* [PROBLEM TO SOLVE]: Reproduce each line of the listing exactly.

Data extracted from a collection:
┌──
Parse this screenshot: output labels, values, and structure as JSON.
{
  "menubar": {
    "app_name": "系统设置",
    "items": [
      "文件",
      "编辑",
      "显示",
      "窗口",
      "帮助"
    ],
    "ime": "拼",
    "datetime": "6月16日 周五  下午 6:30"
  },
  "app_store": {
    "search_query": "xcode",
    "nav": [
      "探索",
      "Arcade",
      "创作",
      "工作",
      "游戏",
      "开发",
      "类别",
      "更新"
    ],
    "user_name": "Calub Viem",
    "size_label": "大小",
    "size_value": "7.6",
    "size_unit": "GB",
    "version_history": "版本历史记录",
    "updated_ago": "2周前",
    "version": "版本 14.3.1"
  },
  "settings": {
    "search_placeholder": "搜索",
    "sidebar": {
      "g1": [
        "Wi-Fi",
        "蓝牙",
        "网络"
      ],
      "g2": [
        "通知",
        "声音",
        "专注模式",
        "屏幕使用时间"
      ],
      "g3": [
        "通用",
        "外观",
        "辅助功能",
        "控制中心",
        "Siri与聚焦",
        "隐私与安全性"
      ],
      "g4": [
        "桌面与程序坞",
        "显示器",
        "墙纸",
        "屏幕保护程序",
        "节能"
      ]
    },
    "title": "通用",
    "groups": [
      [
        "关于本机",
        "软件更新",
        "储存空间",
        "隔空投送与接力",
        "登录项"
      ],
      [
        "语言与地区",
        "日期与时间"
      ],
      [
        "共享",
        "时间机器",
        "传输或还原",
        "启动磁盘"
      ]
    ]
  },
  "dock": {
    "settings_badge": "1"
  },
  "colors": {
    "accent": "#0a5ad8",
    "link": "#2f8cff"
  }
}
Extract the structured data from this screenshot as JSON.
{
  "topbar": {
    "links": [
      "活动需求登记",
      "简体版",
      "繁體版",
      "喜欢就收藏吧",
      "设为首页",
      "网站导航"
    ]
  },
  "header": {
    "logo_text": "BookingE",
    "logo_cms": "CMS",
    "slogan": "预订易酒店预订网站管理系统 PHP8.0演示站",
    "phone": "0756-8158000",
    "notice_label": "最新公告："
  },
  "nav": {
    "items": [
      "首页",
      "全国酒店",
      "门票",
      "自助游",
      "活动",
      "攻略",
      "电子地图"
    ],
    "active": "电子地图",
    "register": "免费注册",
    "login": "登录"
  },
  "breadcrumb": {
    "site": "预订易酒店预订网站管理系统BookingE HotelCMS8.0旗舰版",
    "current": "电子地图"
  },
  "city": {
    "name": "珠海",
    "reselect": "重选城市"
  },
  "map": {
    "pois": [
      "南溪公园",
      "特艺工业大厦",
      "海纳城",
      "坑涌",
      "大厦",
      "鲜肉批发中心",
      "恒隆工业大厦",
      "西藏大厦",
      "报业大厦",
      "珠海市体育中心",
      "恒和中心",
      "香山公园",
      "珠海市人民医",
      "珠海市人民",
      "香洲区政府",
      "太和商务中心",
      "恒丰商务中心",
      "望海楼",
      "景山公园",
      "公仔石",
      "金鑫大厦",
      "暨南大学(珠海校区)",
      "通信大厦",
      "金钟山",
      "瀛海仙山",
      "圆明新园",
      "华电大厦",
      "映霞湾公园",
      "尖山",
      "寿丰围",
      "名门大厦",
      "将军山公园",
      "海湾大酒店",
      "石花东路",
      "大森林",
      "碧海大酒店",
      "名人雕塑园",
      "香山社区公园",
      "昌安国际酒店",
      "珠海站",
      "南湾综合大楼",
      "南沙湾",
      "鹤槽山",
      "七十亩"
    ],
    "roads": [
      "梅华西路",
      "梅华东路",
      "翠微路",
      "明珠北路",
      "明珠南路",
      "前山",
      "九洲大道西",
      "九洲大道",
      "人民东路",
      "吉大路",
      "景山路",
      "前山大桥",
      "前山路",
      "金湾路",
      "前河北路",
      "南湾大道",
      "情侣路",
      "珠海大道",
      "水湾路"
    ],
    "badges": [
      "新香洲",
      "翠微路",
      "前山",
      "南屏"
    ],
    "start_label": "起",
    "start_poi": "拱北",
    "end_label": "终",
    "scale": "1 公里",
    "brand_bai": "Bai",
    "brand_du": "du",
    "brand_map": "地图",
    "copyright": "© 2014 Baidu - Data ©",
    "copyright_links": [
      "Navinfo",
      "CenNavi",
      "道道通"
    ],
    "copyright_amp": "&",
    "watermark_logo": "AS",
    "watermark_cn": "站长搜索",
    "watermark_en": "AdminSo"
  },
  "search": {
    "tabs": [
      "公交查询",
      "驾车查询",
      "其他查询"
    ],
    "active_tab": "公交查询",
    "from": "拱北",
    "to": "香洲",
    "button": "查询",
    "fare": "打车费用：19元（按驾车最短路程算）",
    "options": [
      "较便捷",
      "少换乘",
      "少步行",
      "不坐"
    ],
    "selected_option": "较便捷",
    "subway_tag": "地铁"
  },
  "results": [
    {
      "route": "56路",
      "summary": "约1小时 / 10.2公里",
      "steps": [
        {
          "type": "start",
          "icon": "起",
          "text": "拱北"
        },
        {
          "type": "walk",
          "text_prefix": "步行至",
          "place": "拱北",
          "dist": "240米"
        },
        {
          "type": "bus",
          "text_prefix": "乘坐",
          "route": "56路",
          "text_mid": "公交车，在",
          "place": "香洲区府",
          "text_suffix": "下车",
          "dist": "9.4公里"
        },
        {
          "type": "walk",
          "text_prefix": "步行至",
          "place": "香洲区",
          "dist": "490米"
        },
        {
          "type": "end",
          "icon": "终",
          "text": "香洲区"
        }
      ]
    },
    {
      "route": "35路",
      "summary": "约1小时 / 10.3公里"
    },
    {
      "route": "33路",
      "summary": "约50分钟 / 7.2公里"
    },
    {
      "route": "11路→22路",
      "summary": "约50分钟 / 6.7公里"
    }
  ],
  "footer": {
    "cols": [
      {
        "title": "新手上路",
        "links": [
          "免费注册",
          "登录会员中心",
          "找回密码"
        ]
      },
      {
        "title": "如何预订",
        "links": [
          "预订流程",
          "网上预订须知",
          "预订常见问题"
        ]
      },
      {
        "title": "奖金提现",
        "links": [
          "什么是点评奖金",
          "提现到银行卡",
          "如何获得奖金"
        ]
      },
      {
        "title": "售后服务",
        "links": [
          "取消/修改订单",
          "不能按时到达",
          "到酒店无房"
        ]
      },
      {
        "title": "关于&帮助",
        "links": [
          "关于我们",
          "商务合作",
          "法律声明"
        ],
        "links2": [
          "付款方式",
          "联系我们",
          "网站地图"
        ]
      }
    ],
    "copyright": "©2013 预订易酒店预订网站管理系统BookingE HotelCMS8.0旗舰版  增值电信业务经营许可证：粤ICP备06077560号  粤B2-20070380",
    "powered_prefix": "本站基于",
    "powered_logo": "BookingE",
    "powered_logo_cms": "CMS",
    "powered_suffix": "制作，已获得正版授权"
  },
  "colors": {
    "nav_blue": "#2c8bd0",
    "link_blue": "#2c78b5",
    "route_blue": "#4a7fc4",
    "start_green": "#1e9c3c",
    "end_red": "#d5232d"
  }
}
└──
* [COMPLETE OUTPUT]:
Parse this screenshot: output labels, values, and structure as JSON.
{
  "menubar": {
    "app_name": "系统设置",
    "items": [
      "文件",
      "编辑",
      "显示",
      "窗口",
      "帮助"
    ],
    "ime": "拼",
    "datetime": "6月16日 周五  下午 6:30"
  },
  "app_store": {
    "search_query": "xcode",
    "nav": [
      "探索",
      "Arcade",
      "创作",
      "工作",
      "游戏",
      "开发",
      "类别",
      "更新"
    ],
    "user_name": "Calub Viem",
    "size_label": "大小",
    "size_value": "7.6",
    "size_unit": "GB",
    "version_history": "版本历史记录",
    "updated_ago": "2周前",
    "version": "版本 14.3.1"
  },
  "settings": {
    "search_placeholder": "搜索",
    "sidebar": {
      "g1": [
        "Wi-Fi",
        "蓝牙",
        "网络"
      ],
      "g2": [
        "通知",
        "声音",
        "专注模式",
        "屏幕使用时间"
      ],
      "g3": [
        "通用",
        "外观",
        "辅助功能",
        "控制中心",
        "Siri与聚焦",
        "隐私与安全性"
      ],
      "g4": [
        "桌面与程序坞",
        "显示器",
        "墙纸",
        "屏幕保护程序",
        "节能"
      ]
    },
    "title": "通用",
    "groups": [
      [
        "关于本机",
        "软件更新",
        "储存空间",
        "隔空投送与接力",
        "登录项"
      ],
      [
        "语言与地区",
        "日期与时间"
      ],
      [
        "共享",
        "时间机器",
        "传输或还原",
        "启动磁盘"
      ]
    ]
  },
  "dock": {
    "settings_badge": "1"
  },
  "colors": {
    "accent": "#0a5ad8",
    "link": "#2f8cff"
  }
}
Extract the structured data from this screenshot as JSON.
{
  "topbar": {
    "links": [
      "活动需求登记",
      "简体版",
      "繁體版",
      "喜欢就收藏吧",
      "设为首页",
      "网站导航"
    ]
  },
  "header": {
    "logo_text": "BookingE",
    "logo_cms": "CMS",
    "slogan": "预订易酒店预订网站管理系统 PHP8.0演示站",
    "phone": "0756-8158000",
    "notice_label": "最新公告："
  },
  "nav": {
    "items": [
      "首页",
      "全国酒店",
      "门票",
      "自助游",
      "活动",
      "攻略",
      "电子地图"
    ],
    "active": "电子地图",
    "register": "免费注册",
    "login": "登录"
  },
  "breadcrumb": {
    "site": "预订易酒店预订网站管理系统BookingE HotelCMS8.0旗舰版",
    "current": "电子地图"
  },
  "city": {
    "name": "珠海",
    "reselect": "重选城市"
  },
  "map": {
    "pois": [
      "南溪公园",
      "特艺工业大厦",
      "海纳城",
      "坑涌",
      "大厦",
      "鲜肉批发中心",
      "恒隆工业大厦",
      "西藏大厦",
      "报业大厦",
      "珠海市体育中心",
      "恒和中心",
      "香山公园",
      "珠海市人民医",
      "珠海市人民",
      "香洲区政府",
      "太和商务中心",
      "恒丰商务中心",
      "望海楼",
      "景山公园",
      "公仔石",
      "金鑫大厦",
      "暨南大学(珠海校区)",
      "通信大厦",
      "金钟山",
      "瀛海仙山",
      "圆明新园",
      "华电大厦",
      "映霞湾公园",
      "尖山",
      "寿丰围",
      "名门大厦",
      "将军山公园",
      "海湾大酒店",
      "石花东路",
      "大森林",
      "碧海大酒店",
      "名人雕塑园",
      "香山社区公园",
      "昌安国际酒店",
      "珠海站",
      "南湾综合大楼",
      "南沙湾",
      "鹤槽山",
      "七十亩"
    ],
    "roads": [
      "梅华西路",
      "梅华东路",
      "翠微路",
      "明珠北路",
      "明珠南路",
      "前山",
      "九洲大道西",
      "九洲大道",
      "人民东路",
      "吉大路",
      "景山路",
      "前山大桥",
      "前山路",
      "金湾路",
      "前河北路",
      "南湾大道",
      "情侣路",
      "珠海大道",
      "水湾路"
    ],
    "badges": [
      "新香洲",
      "翠微路",
      "前山",
      "南屏"
    ],
    "start_label": "起",
    "start_poi": "拱北",
    "end_label": "终",
    "scale": "1 公里",
    "brand_bai": "Bai",
    "brand_du": "du",
    "brand_map": "地图",
    "copyright": "© 2014 Baidu - Data ©",
    "copyright_links": [
      "Navinfo",
      "CenNavi",
      "道道通"
    ],
    "copyright_amp": "&",
    "watermark_logo": "AS",
    "watermark_cn": "站长搜索",
    "watermark_en": "AdminSo"
  },
  "search": {
    "tabs": [
      "公交查询",
      "驾车查询",
      "其他查询"
    ],
    "active_tab": "公交查询",
    "from": "拱北",
    "to": "香洲",
    "button": "查询",
    "fare": "打车费用：19元（按驾车最短路程算）",
    "options": [
      "较便捷",
      "少换乘",
      "少步行",
      "不坐"
    ],
    "selected_option": "较便捷",
    "subway_tag": "地铁"
  },
  "results": [
    {
      "route": "56路",
      "summary": "约1小时 / 10.2公里",
      "steps": [
        {
          "type": "start",
          "icon": "起",
          "text": "拱北"
        },
        {
          "type": "walk",
          "text_prefix": "步行至",
          "place": "拱北",
          "dist": "240米"
        },
        {
          "type": "bus",
          "text_prefix": "乘坐",
          "route": "56路",
          "text_mid": "公交车，在",
          "place": "香洲区府",
          "text_suffix": "下车",
          "dist": "9.4公里"
        },
        {
          "type": "walk",
          "text_prefix": "步行至",
          "place": "香洲区",
          "dist": "490米"
        },
        {
          "type": "end",
          "icon": "终",
          "text": "香洲区"
        }
      ]
    },
    {
      "route": "35路",
      "summary": "约1小时 / 10.3公里"
    },
    {
      "route": "33路",
      "summary": "约50分钟 / 7.2公里"
    },
    {
      "route": "11路→22路",
      "summary": "约50分钟 / 6.7公里"
    }
  ],
  "footer": {
    "cols": [
      {
        "title": "新手上路",
        "links": [
          "免费注册",
          "登录会员中心",
          "找回密码"
        ]
      },
      {
        "title": "如何预订",
        "links": [
          "预订流程",
          "网上预订须知",
          "预订常见问题"
        ]
      },
      {
        "title": "奖金提现",
        "links": [
          "什么是点评奖金",
          "提现到银行卡",
          "如何获得奖金"
        ]
      },
      {
        "title": "售后服务",
        "links": [
          "取消/修改订单",
          "不能按时到达",
          "到酒店无房"
        ]
      },
      {
        "title": "关于&帮助",
        "links": [
          "关于我们",
          "商务合作",
          "法律声明"
        ],
        "links2": [
          "付款方式",
          "联系我们",
          "网站地图"
        ]
      }
    ],
    "copyright": "©2013 预订易酒店预订网站管理系统BookingE HotelCMS8.0旗舰版  增值电信业务经营许可证：粤ICP备06077560号  粤B2-20070380",
    "powered_prefix": "本站基于",
    "powered_logo": "BookingE",
    "powered_logo_cms": "CMS",
    "powered_suffix": "制作，已获得正版授权"
  },
  "colors": {
    "nav_blue": "#2c8bd0",
    "link_blue": "#2c78b5",
    "route_blue": "#4a7fc4",
    "start_green": "#1e9c3c",
    "end_red": "#d5232d"
  }
}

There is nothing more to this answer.